● WHAT THIS TASK INVOLVES
Say how many lines contain the string "Media". Give no other output.

● DATASET ROWS
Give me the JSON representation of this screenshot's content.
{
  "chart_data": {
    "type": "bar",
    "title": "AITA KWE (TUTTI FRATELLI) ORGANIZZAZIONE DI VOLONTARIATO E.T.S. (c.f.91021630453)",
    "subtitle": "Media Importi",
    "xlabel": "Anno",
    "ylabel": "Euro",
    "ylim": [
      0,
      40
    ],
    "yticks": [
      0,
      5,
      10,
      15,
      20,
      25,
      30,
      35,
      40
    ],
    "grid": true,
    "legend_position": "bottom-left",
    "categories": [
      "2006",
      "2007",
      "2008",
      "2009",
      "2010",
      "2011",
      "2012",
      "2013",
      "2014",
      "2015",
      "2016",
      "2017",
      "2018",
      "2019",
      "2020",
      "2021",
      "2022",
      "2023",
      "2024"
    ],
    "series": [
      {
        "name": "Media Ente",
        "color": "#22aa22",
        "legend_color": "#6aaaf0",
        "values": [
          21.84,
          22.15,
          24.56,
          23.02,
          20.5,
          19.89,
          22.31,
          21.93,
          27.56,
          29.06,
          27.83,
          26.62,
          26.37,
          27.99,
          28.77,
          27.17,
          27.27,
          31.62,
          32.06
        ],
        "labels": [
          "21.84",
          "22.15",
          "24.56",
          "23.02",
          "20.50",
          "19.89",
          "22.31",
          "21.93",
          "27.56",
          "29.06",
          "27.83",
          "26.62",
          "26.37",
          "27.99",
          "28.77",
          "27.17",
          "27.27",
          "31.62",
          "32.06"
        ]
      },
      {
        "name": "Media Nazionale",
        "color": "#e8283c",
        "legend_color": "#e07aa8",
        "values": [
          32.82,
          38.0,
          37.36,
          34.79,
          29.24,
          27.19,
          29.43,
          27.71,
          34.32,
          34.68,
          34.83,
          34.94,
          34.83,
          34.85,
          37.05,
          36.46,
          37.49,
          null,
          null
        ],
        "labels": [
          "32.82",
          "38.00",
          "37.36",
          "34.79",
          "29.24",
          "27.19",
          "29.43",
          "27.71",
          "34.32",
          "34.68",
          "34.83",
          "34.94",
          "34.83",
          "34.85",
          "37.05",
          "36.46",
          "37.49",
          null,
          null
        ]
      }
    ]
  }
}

* * *

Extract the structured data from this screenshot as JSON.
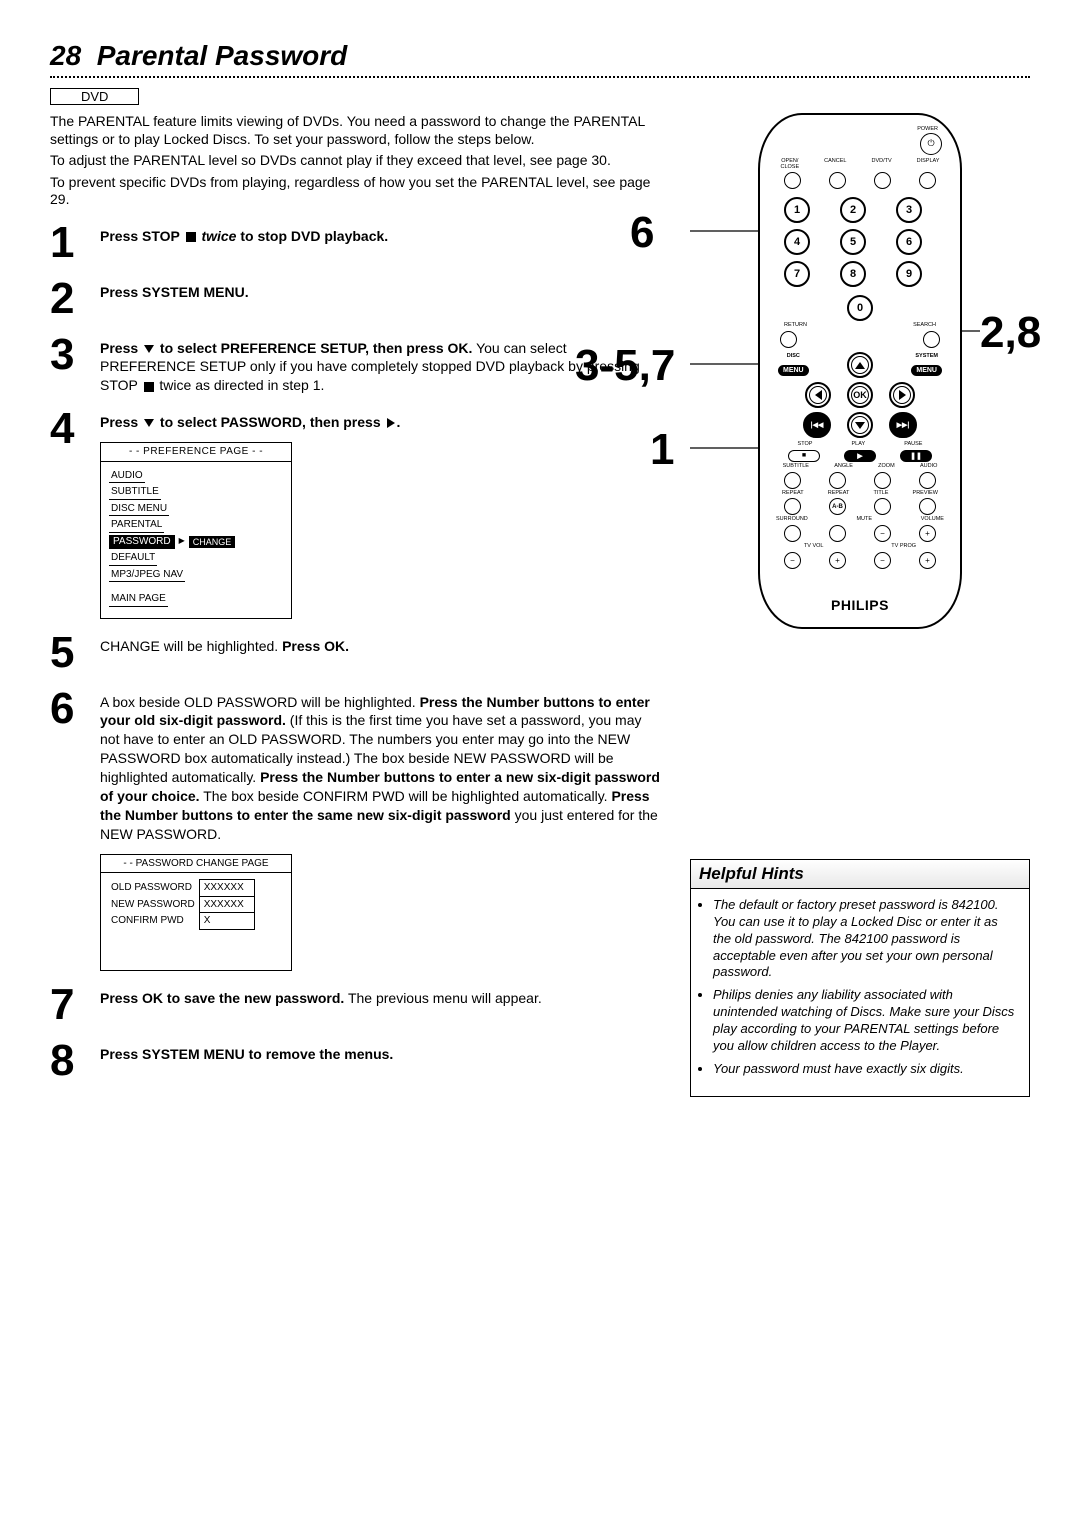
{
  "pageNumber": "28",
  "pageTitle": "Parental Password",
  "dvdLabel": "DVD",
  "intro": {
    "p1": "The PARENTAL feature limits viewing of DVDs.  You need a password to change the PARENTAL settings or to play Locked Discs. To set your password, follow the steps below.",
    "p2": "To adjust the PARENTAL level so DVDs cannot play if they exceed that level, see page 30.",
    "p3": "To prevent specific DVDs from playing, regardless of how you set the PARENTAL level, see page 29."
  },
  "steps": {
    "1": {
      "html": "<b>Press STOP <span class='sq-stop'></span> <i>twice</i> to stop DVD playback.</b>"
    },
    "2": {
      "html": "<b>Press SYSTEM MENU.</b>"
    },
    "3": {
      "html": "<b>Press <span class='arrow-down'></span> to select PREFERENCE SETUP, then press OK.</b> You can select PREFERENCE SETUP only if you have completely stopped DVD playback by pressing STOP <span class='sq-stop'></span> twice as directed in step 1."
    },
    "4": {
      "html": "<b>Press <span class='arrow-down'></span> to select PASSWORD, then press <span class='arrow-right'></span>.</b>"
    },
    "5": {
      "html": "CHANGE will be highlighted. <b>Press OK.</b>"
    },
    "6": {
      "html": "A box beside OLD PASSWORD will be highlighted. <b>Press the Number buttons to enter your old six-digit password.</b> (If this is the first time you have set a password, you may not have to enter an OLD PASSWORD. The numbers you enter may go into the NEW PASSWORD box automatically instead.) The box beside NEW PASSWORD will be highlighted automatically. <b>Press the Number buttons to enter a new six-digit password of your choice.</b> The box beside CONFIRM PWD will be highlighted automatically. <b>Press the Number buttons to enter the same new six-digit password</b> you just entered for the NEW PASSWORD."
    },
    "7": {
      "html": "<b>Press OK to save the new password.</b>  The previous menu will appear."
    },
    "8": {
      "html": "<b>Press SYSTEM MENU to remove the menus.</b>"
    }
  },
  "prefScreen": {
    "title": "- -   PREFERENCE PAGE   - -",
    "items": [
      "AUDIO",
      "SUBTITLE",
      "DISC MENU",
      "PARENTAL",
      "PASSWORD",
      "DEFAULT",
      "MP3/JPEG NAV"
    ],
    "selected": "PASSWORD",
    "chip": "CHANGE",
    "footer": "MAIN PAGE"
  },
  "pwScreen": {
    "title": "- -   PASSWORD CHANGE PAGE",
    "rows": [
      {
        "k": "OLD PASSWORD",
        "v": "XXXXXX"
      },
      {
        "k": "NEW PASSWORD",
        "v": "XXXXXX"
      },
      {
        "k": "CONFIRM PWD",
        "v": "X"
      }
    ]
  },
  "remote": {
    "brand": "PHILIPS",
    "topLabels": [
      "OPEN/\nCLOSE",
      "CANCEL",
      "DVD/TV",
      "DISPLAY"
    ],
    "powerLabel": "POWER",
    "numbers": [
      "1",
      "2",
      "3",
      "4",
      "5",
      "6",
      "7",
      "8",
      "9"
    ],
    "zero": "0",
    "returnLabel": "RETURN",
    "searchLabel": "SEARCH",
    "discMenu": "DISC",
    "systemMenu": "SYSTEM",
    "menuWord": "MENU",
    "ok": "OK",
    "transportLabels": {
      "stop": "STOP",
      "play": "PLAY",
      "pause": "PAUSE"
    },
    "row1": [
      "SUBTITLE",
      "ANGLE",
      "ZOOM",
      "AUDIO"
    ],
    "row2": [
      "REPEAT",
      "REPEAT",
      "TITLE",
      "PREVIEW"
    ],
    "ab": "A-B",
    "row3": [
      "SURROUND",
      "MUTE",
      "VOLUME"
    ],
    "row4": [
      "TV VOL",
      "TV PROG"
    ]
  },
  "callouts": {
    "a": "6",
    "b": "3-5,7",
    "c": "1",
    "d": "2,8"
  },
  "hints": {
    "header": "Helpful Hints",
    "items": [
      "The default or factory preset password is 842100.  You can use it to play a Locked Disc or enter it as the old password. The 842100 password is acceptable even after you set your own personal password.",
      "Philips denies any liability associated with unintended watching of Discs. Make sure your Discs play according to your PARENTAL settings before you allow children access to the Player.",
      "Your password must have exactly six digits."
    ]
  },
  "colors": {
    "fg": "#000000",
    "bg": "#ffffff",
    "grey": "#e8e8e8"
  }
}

● RESPONSE BELOW
3